___ Data to process ___
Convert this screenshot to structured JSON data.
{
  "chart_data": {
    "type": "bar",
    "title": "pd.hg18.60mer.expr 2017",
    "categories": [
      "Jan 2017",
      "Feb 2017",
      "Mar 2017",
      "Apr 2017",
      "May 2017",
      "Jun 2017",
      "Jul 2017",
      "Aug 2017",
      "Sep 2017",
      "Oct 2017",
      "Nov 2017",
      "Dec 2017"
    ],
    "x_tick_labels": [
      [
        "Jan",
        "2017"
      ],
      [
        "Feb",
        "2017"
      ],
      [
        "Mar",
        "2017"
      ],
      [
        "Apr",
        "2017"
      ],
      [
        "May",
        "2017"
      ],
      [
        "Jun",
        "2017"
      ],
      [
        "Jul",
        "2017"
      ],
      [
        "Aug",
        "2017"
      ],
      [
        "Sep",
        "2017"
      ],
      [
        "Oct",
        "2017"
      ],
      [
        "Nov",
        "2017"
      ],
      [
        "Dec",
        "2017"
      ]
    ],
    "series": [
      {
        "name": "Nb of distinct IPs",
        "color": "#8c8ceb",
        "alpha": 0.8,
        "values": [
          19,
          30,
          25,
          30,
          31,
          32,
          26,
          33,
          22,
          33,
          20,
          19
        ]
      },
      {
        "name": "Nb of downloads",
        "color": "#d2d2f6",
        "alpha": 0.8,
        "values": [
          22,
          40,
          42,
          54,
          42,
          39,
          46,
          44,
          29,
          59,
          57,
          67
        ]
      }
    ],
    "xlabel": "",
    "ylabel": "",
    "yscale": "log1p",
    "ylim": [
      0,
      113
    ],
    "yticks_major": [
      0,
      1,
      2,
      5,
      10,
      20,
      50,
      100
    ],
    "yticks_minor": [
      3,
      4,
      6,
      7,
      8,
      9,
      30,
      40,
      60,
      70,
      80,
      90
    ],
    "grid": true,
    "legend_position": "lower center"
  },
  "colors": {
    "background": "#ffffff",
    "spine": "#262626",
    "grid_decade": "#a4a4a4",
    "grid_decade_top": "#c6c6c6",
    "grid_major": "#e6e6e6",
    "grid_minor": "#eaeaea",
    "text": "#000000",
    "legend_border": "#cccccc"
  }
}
___
Your goal ▸ Each line of the material above must be retyped precisely.

The reply ▸
Convert this screenshot to structured JSON data.
{
  "chart_data": {
    "type": "bar",
    "title": "pd.hg18.60mer.expr 2017",
    "categories": [
      "Jan 2017",
      "Feb 2017",
      "Mar 2017",
      "Apr 2017",
      "May 2017",
      "Jun 2017",
      "Jul 2017",
      "Aug 2017",
      "Sep 2017",
      "Oct 2017",
      "Nov 2017",
      "Dec 2017"
    ],
    "x_tick_labels": [
      [
        "Jan",
        "2017"
      ],
      [
        "Feb",
        "2017"
      ],
      [
        "Mar",
        "2017"
      ],
      [
        "Apr",
        "2017"
      ],
      [
        "May",
        "2017"
      ],
      [
        "Jun",
        "2017"
      ],
      [
        "Jul",
        "2017"
      ],
      [
        "Aug",
        "2017"
      ],
      [
        "Sep",
        "2017"
      ],
      [
        "Oct",
        "2017"
      ],
      [
        "Nov",
        "2017"
      ],
      [
        "Dec",
        "2017"
      ]
    ],
    "series": [
      {
        "name": "Nb of distinct IPs",
        "color": "#8c8ceb",
        "alpha": 0.8,
        "values": [
          19,
          30,
          25,
          30,
          31,
          32,
          26,
          33,
          22,
          33,
          20,
          19
        ]
      },
      {
        "name": "Nb of downloads",
        "color": "#d2d2f6",
        "alpha": 0.8,
        "values": [
          22,
          40,
          42,
          54,
          42,
          39,
          46,
          44,
          29,
          59,
          57,
          67
        ]
      }
    ],
    "xlabel": "",
    "ylabel": "",
    "yscale": "log1p",
    "ylim": [
      0,
      113
    ],
    "yticks_major": [
      0,
      1,
      2,
      5,
      10,
      20,
      50,
      100
    ],
    "yticks_minor": [
      3,
      4,
      6,
      7,
      8,
      9,
      30,
      40,
      60,
      70,
      80,
      90
    ],
    "grid": true,
    "legend_position": "lower center"
  },
  "colors": {
    "background": "#ffffff",
    "spine": "#262626",
    "grid_decade": "#a4a4a4",
    "grid_decade_top": "#c6c6c6",
    "grid_major": "#e6e6e6",
    "grid_minor": "#eaeaea",
    "text": "#000000",
    "legend_border": "#cccccc"
  }
}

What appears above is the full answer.